• [Material provided]:

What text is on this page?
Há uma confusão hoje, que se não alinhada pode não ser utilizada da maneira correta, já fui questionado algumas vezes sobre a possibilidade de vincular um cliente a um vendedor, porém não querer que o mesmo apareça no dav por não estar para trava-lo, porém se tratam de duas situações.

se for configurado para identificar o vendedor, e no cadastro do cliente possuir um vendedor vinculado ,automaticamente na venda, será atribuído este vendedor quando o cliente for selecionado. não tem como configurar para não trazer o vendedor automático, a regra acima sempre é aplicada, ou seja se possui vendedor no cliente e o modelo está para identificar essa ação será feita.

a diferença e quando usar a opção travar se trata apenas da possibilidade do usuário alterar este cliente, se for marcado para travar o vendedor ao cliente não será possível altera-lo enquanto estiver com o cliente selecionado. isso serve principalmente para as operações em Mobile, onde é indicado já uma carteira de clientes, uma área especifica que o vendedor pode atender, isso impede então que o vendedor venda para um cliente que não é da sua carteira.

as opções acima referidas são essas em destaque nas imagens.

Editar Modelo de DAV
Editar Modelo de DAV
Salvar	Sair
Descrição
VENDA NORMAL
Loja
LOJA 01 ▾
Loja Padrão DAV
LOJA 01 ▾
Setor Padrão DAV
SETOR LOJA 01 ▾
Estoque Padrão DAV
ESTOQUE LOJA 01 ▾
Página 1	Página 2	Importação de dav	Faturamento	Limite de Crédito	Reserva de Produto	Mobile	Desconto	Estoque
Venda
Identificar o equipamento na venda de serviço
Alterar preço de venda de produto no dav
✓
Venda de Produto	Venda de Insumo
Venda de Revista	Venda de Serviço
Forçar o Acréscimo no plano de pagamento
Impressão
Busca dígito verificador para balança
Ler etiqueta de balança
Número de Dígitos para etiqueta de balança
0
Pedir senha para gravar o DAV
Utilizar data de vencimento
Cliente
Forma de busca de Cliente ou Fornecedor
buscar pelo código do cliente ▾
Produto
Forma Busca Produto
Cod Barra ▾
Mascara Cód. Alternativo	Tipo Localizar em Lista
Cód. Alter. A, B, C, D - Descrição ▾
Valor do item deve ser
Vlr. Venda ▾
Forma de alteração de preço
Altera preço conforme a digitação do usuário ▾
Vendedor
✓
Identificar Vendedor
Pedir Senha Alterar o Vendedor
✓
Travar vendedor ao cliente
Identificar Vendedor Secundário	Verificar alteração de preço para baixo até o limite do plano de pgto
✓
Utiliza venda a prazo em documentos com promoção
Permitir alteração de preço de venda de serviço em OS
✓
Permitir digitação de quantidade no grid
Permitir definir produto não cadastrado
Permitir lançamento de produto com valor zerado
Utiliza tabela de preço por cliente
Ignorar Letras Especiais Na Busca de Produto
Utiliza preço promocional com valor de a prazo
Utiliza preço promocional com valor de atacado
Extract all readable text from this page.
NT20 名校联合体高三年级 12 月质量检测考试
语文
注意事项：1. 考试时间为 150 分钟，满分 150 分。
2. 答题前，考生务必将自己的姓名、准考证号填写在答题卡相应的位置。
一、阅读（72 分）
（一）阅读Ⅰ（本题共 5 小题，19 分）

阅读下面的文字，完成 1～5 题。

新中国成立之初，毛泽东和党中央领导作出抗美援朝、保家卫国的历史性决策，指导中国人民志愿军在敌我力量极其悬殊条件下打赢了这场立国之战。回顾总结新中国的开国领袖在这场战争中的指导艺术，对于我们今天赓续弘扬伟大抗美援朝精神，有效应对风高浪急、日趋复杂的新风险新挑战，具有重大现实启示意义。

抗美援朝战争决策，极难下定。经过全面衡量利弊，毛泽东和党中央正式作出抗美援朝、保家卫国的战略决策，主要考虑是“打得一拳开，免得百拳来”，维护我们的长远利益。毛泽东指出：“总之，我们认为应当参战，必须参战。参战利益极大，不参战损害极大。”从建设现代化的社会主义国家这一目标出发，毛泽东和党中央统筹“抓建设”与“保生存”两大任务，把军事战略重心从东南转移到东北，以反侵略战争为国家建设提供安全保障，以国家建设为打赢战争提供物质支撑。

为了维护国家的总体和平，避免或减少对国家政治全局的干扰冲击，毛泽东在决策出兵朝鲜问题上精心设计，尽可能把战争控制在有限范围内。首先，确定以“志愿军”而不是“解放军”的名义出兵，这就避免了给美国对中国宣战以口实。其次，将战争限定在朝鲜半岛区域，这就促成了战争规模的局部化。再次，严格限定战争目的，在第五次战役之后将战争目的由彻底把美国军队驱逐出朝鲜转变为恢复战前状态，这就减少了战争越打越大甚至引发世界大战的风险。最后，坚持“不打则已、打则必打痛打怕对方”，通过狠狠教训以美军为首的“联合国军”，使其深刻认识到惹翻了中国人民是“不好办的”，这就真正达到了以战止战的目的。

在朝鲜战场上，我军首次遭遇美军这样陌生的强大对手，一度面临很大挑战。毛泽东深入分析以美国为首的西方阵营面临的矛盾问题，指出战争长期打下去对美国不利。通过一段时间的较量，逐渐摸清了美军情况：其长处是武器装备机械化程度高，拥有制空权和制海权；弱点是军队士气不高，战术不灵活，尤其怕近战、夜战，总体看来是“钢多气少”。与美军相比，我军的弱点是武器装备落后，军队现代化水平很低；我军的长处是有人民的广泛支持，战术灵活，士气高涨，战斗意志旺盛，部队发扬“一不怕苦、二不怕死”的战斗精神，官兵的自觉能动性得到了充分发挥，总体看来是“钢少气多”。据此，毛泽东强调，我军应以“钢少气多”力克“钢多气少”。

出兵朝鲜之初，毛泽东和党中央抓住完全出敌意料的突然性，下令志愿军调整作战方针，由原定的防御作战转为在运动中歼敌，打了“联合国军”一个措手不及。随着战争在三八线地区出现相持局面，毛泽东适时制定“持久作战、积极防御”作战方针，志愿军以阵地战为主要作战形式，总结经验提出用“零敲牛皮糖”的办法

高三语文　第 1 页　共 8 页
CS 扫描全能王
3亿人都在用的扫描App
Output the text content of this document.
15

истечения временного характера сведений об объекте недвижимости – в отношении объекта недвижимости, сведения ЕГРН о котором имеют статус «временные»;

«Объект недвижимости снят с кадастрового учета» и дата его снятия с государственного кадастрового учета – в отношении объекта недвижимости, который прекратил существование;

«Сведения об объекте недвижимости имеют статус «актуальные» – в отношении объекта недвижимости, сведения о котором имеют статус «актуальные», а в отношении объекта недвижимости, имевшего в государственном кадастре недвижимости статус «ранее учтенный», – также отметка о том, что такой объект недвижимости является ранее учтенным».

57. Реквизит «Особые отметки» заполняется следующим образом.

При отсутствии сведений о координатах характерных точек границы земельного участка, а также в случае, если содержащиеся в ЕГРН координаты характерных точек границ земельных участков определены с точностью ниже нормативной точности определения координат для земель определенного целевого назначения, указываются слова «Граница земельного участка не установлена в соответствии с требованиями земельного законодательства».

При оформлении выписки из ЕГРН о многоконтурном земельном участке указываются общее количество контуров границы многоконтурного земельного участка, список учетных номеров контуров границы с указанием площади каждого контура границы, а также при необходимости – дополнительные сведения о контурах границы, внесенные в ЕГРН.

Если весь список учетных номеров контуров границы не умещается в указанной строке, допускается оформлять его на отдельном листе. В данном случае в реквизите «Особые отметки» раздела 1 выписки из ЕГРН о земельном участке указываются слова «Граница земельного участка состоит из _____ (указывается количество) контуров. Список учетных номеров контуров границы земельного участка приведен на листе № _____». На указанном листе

• [What is required]:
In the records above, collect each line with "promocional".

• [Output below]:
Utiliza preço promocional com valor de a prazo
Utiliza preço promocional com valor de atacado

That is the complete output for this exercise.